• _Written instruction_
Your task is to transcribe all the entries exactly, excluding pictures.

• _Stored records_
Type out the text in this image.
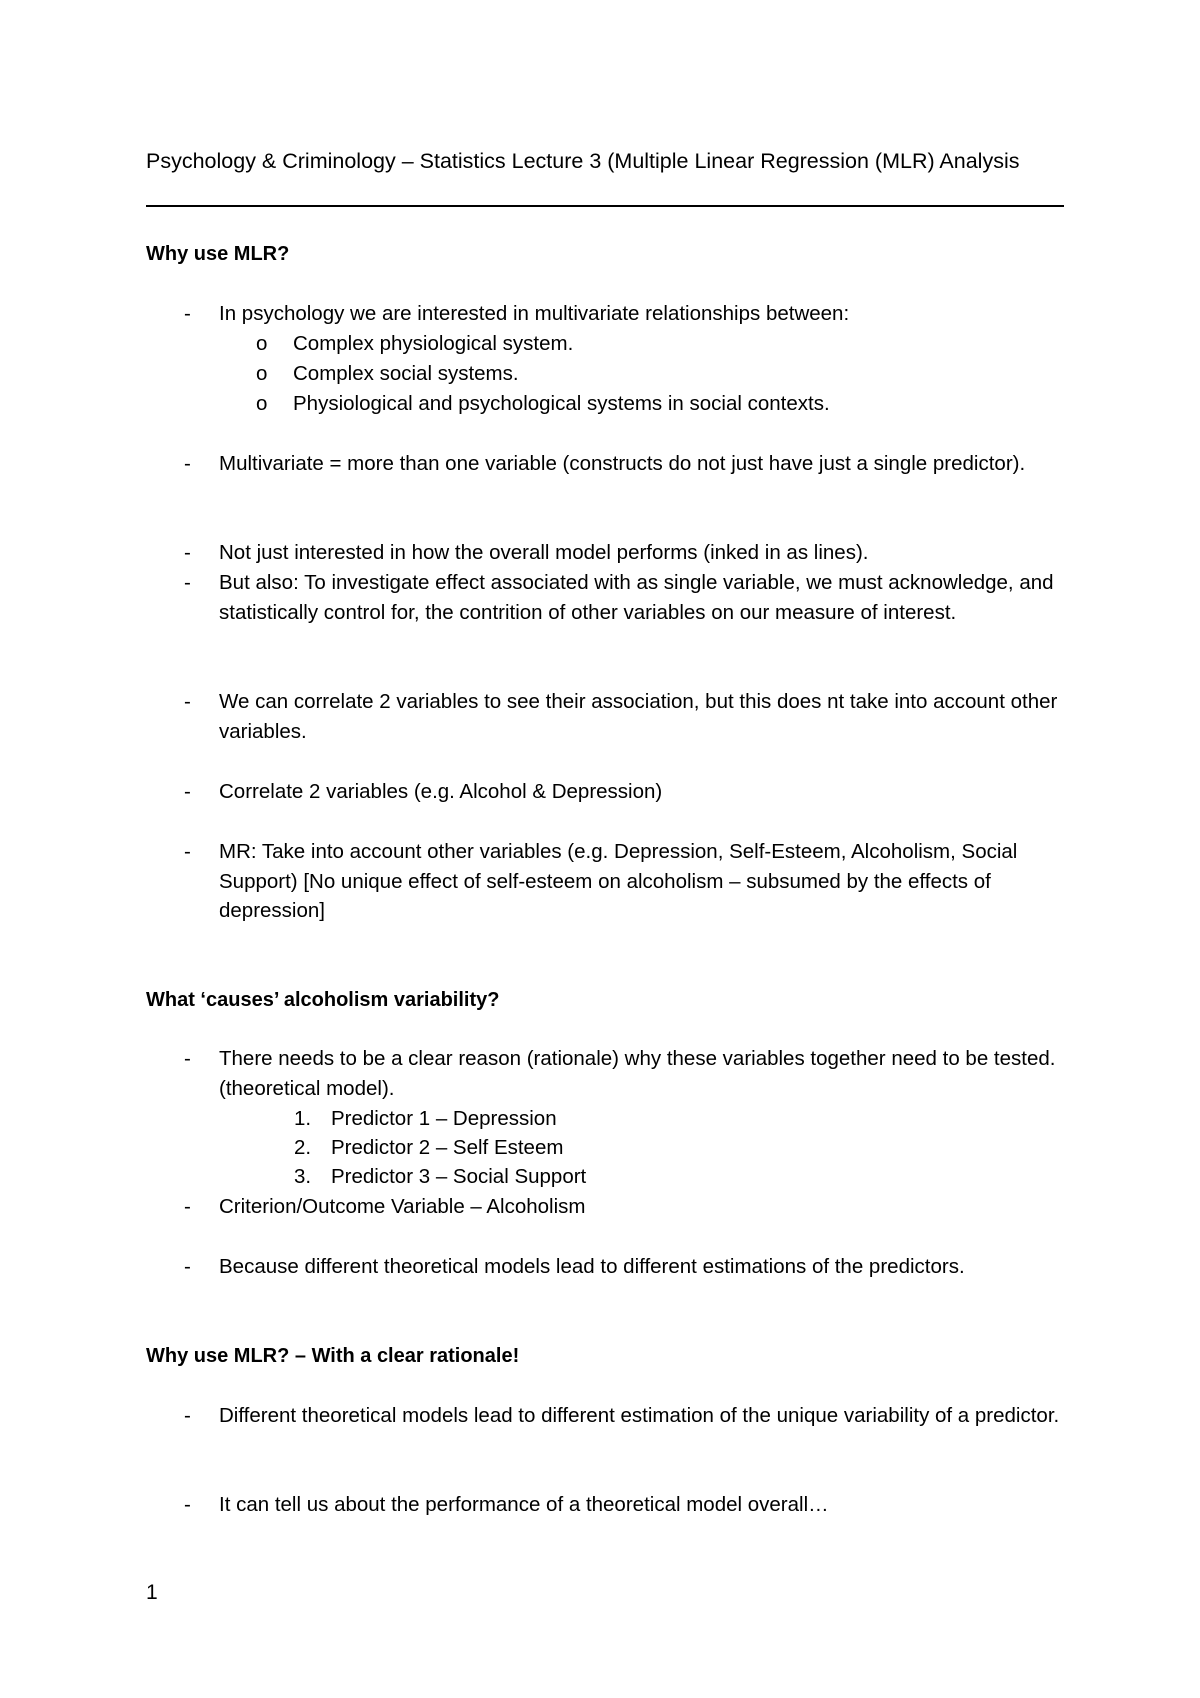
Psychology & Criminology – Statistics Lecture 3 (Multiple Linear Regression (MLR) Analysis
Why use MLR?
- In psychology we are interested in multivariate relationships between:
o Complex physiological system.
o Complex social systems.
o Physiological and psychological systems in social contexts.
- Multivariate = more than one variable (constructs do not just have just a single predictor).
- Not just interested in how the overall model performs (inked in as lines).
- But also: To investigate effect associated with as single variable, we must acknowledge, and statistically control for, the contrition of other variables on our measure of interest.
- We can correlate 2 variables to see their association, but this does nt take into account other variables.
- Correlate 2 variables (e.g. Alcohol & Depression)
- MR: Take into account other variables (e.g. Depression, Self-Esteem, Alcoholism, Social Support) [No unique effect of self-esteem on alcoholism – subsumed by the effects of depression]
What ‘causes’ alcoholism variability?
- There needs to be a clear reason (rationale) why these variables together need to be tested. (theoretical model).
1. Predictor 1 – Depression
2. Predictor 2 – Self Esteem
3. Predictor 3 – Social Support
- Criterion/Outcome Variable – Alcoholism
- Because different theoretical models lead to different estimations of the predictors.
Why use MLR? – With a clear rationale!
- Different theoretical models lead to different estimation of the unique variability of a predictor.
- It can tell us about the performance of a theoretical model overall…
1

• _Written answer_
Type out the text in this image.
Psychology & Criminology – Statistics Lecture 3 (Multiple Linear Regression (MLR) Analysis
Why use MLR?
- In psychology we are interested in multivariate relationships between:
o Complex physiological system.
o Complex social systems.
o Physiological and psychological systems in social contexts.
- Multivariate = more than one variable (constructs do not just have just a single predictor).
- Not just interested in how the overall model performs (inked in as lines).
- But also: To investigate effect associated with as single variable, we must acknowledge, and statistically control for, the contrition of other variables on our measure of interest.
- We can correlate 2 variables to see their association, but this does nt take into account other variables.
- Correlate 2 variables (e.g. Alcohol & Depression)
- MR: Take into account other variables (e.g. Depression, Self-Esteem, Alcoholism, Social Support) [No unique effect of self-esteem on alcoholism – subsumed by the effects of depression]
What ‘causes’ alcoholism variability?
- There needs to be a clear reason (rationale) why these variables together need to be tested. (theoretical model).
1. Predictor 1 – Depression
2. Predictor 2 – Self Esteem
3. Predictor 3 – Social Support
- Criterion/Outcome Variable – Alcoholism
- Because different theoretical models lead to different estimations of the predictors.
Why use MLR? – With a clear rationale!
- Different theoretical models lead to different estimation of the unique variability of a predictor.
- It can tell us about the performance of a theoretical model overall…
1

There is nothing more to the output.